[Figure dataset records]
-=-=-
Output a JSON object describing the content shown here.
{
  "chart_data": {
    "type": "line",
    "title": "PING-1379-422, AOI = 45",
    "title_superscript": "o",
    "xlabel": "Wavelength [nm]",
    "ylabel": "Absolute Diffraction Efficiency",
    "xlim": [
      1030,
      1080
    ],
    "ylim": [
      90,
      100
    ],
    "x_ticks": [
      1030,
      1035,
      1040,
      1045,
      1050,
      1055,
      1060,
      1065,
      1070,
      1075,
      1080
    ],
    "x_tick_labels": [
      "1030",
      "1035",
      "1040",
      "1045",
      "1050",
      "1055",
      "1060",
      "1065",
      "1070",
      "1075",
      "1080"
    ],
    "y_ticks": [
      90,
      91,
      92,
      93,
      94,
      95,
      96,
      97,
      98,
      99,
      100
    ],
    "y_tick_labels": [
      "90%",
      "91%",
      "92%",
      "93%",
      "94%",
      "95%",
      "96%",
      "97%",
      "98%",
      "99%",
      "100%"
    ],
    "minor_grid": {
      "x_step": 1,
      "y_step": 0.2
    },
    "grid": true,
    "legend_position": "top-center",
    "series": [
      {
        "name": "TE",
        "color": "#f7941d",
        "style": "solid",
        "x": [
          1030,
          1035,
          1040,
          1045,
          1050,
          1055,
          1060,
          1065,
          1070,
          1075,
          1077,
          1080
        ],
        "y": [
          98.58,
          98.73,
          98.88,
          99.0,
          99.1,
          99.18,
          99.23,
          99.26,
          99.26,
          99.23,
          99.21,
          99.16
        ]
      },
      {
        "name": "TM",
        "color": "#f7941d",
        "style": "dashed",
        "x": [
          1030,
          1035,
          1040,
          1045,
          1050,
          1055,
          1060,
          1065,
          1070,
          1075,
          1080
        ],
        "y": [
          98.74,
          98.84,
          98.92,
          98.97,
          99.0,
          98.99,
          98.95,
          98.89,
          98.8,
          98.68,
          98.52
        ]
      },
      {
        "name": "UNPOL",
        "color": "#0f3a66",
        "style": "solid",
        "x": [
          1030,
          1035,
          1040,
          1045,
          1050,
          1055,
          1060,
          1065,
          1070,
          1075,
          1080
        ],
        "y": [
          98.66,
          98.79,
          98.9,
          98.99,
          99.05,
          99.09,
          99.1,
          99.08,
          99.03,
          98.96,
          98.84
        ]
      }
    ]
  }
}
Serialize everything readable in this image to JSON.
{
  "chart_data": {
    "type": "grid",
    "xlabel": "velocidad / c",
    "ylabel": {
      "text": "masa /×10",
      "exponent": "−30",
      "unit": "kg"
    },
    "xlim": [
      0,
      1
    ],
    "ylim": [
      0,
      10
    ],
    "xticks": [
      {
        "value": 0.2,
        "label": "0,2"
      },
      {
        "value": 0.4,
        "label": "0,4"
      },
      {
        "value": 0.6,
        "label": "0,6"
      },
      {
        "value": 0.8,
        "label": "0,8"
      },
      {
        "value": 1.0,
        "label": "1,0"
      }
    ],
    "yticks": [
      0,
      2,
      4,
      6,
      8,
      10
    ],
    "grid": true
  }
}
-=-=-
#### PROBLEM REQUIREMENTS:
From the entries above, copy every line containing the word "value".

#### EXERCISE RESULT:
        "value": 0.2,
        "value": 0.4,
        "value": 0.6,
        "value": 0.8,
        "value": 1.0,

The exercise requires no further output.